## Written exercise
Transcribe the listing verbatim. Do not carry over any pictures.

*****

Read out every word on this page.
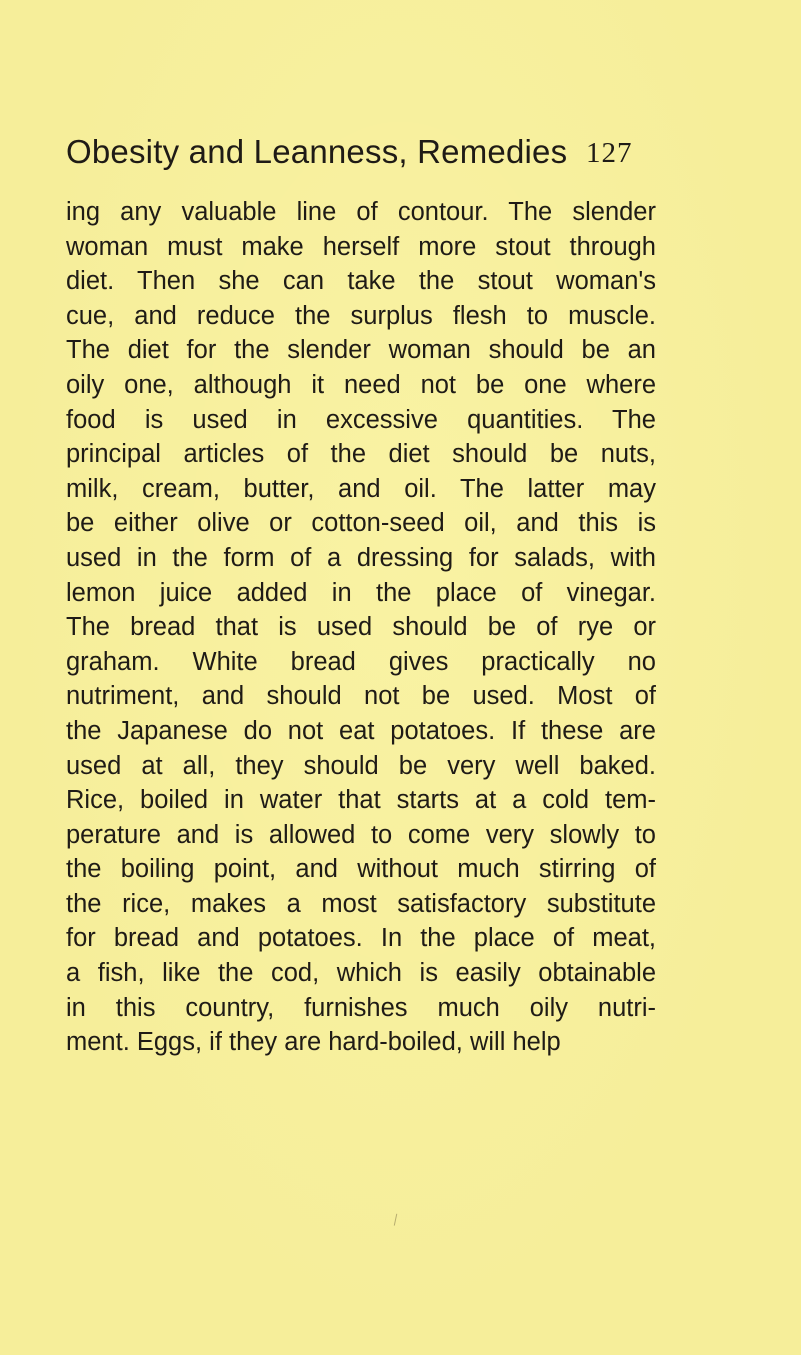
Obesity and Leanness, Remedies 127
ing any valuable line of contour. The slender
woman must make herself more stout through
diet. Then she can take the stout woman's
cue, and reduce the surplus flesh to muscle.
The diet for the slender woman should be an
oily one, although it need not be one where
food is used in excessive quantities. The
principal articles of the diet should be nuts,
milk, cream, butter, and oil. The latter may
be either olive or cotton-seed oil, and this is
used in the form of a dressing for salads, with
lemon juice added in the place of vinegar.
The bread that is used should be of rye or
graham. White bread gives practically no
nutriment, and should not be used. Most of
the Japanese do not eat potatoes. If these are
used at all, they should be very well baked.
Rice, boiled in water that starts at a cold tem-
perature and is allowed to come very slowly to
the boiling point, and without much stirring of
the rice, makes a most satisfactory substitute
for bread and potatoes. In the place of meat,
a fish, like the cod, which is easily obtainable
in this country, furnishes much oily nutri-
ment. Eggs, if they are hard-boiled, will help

*****

## Solution to this task
Read out every word on this page.
Obesity and Leanness, Remedies 127
ing any valuable line of contour. The slender
woman must make herself more stout through
diet. Then she can take the stout woman's
cue, and reduce the surplus flesh to muscle.
The diet for the slender woman should be an
oily one, although it need not be one where
food is used in excessive quantities. The
principal articles of the diet should be nuts,
milk, cream, butter, and oil. The latter may
be either olive or cotton-seed oil, and this is
used in the form of a dressing for salads, with
lemon juice added in the place of vinegar.
The bread that is used should be of rye or
graham. White bread gives practically no
nutriment, and should not be used. Most of
the Japanese do not eat potatoes. If these are
used at all, they should be very well baked.
Rice, boiled in water that starts at a cold tem-
perature and is allowed to come very slowly to
the boiling point, and without much stirring of
the rice, makes a most satisfactory substitute
for bread and potatoes. In the place of meat,
a fish, like the cod, which is easily obtainable
in this country, furnishes much oily nutri-
ment. Eggs, if they are hard-boiled, will help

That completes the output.